THE TASK
Reproduce the data exactly.

--- Start of STORED ROWS ---

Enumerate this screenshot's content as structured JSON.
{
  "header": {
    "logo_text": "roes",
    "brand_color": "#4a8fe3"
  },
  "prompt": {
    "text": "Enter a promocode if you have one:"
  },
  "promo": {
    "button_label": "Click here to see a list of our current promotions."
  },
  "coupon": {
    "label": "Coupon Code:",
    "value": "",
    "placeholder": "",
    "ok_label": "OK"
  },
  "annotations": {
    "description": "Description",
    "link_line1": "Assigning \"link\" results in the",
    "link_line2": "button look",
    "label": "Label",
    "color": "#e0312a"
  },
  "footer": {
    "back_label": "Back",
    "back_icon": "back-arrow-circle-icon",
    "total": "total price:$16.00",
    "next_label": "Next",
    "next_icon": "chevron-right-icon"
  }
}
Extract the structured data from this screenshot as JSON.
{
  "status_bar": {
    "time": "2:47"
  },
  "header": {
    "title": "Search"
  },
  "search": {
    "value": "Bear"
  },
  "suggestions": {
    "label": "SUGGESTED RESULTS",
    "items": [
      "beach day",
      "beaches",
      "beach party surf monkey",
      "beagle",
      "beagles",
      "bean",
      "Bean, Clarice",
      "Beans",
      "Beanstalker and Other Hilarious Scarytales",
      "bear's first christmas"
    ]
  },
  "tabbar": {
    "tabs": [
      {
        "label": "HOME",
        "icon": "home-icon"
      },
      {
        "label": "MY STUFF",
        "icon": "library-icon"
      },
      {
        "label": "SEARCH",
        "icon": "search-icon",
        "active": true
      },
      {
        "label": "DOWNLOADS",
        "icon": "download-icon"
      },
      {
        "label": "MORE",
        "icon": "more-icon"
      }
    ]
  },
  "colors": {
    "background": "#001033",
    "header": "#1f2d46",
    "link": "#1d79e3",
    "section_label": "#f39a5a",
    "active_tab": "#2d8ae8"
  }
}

--- End of STORED ROWS ---

THE RESULT
Enumerate this screenshot's content as structured JSON.
{
  "header": {
    "logo_text": "roes",
    "brand_color": "#4a8fe3"
  },
  "prompt": {
    "text": "Enter a promocode if you have one:"
  },
  "promo": {
    "button_label": "Click here to see a list of our current promotions."
  },
  "coupon": {
    "label": "Coupon Code:",
    "value": "",
    "placeholder": "",
    "ok_label": "OK"
  },
  "annotations": {
    "description": "Description",
    "link_line1": "Assigning \"link\" results in the",
    "link_line2": "button look",
    "label": "Label",
    "color": "#e0312a"
  },
  "footer": {
    "back_label": "Back",
    "back_icon": "back-arrow-circle-icon",
    "total": "total price:$16.00",
    "next_label": "Next",
    "next_icon": "chevron-right-icon"
  }
}
Extract the structured data from this screenshot as JSON.
{
  "status_bar": {
    "time": "2:47"
  },
  "header": {
    "title": "Search"
  },
  "search": {
    "value": "Bear"
  },
  "suggestions": {
    "label": "SUGGESTED RESULTS",
    "items": [
      "beach day",
      "beaches",
      "beach party surf monkey",
      "beagle",
      "beagles",
      "bean",
      "Bean, Clarice",
      "Beans",
      "Beanstalker and Other Hilarious Scarytales",
      "bear's first christmas"
    ]
  },
  "tabbar": {
    "tabs": [
      {
        "label": "HOME",
        "icon": "home-icon"
      },
      {
        "label": "MY STUFF",
        "icon": "library-icon"
      },
      {
        "label": "SEARCH",
        "icon": "search-icon",
        "active": true
      },
      {
        "label": "DOWNLOADS",
        "icon": "download-icon"
      },
      {
        "label": "MORE",
        "icon": "more-icon"
      }
    ]
  },
  "colors": {
    "background": "#001033",
    "header": "#1f2d46",
    "link": "#1d79e3",
    "section_label": "#f39a5a",
    "active_tab": "#2d8ae8"
  }
}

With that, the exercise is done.